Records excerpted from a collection
################

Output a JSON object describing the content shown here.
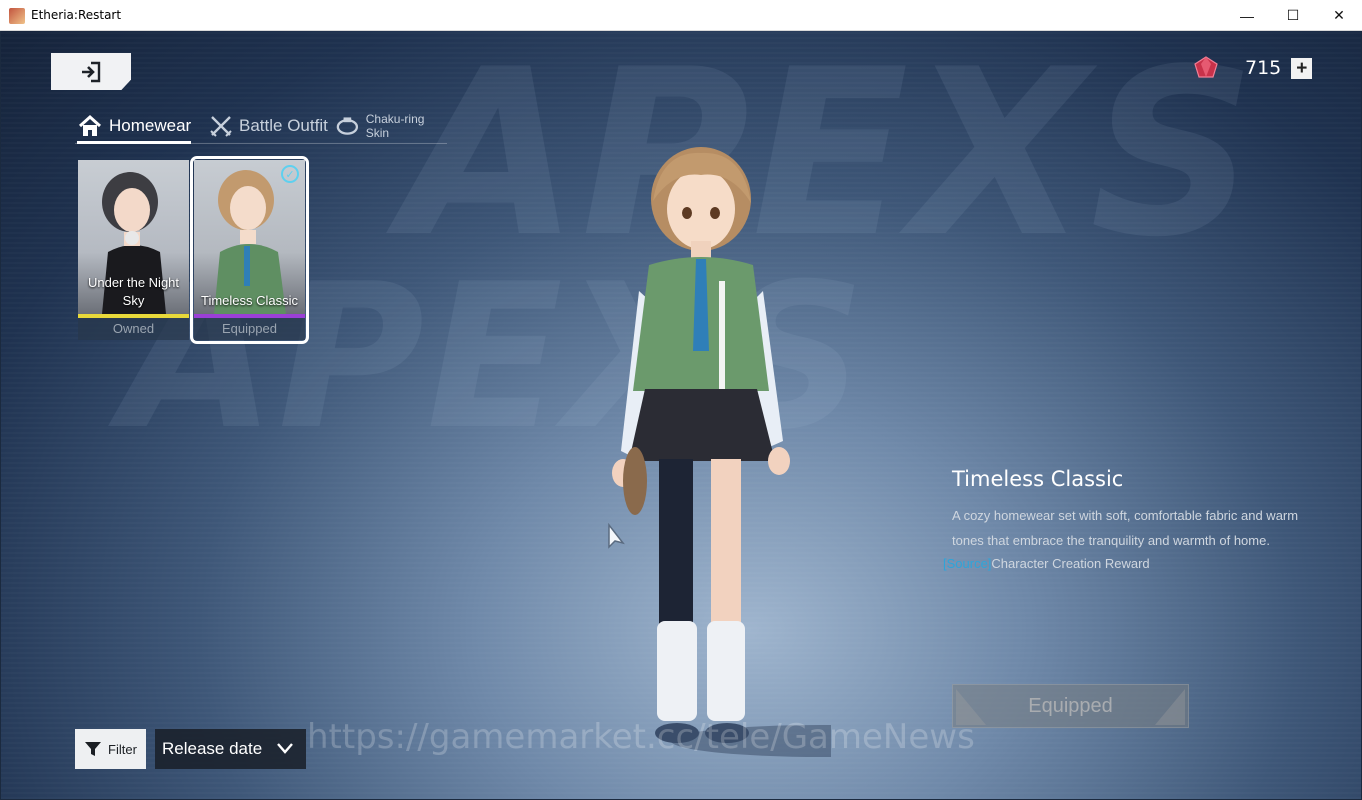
{
  "window": {
    "title": "Etheria:Restart",
    "minimize_glyph": "—",
    "maximize_glyph": "☐",
    "close_glyph": "✕"
  },
  "currency": {
    "icon": "red-gem-icon",
    "value": "715",
    "add_label": "+"
  },
  "tabs": [
    {
      "label": "Homewear",
      "icon": "home-icon",
      "active": true
    },
    {
      "label": "Battle Outfit",
      "icon": "crossed-swords-icon",
      "active": false
    },
    {
      "label": "Chaku-ring Skin",
      "icon": "ring-icon",
      "active": false
    }
  ],
  "outfits": [
    {
      "name": "Under the Night Sky",
      "status": "Owned",
      "rarity_color": "#e8d93a",
      "selected": false
    },
    {
      "name": "Timeless Classic",
      "status": "Equipped",
      "rarity_color": "#9b3fd6",
      "selected": true
    }
  ],
  "detail": {
    "title": "Timeless Classic",
    "description": "A cozy homewear set with soft, comfortable fabric and warm tones that embrace the tranquility and warmth of home.",
    "source_tag": "[Source]",
    "source_text": "Character Creation Reward",
    "equip_label": "Equipped"
  },
  "bottom_bar": {
    "filter_label": "Filter",
    "sort_value": "Release date"
  },
  "watermark": "https://gamemarket.cc/tele/GameNews",
  "background_text": [
    "APEXS",
    "APEXS"
  ],
  "colors": {
    "source_tag": "#2ea5d9",
    "check_badge": "#5ed0ef",
    "rarity_gold": "#e8d93a",
    "rarity_purple": "#9b3fd6"
  }
}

################

Job. Track down every line holding the string "Classic" and copy it.

Solved exercise.
      "name": "Timeless Classic",
    "title": "Timeless Classic",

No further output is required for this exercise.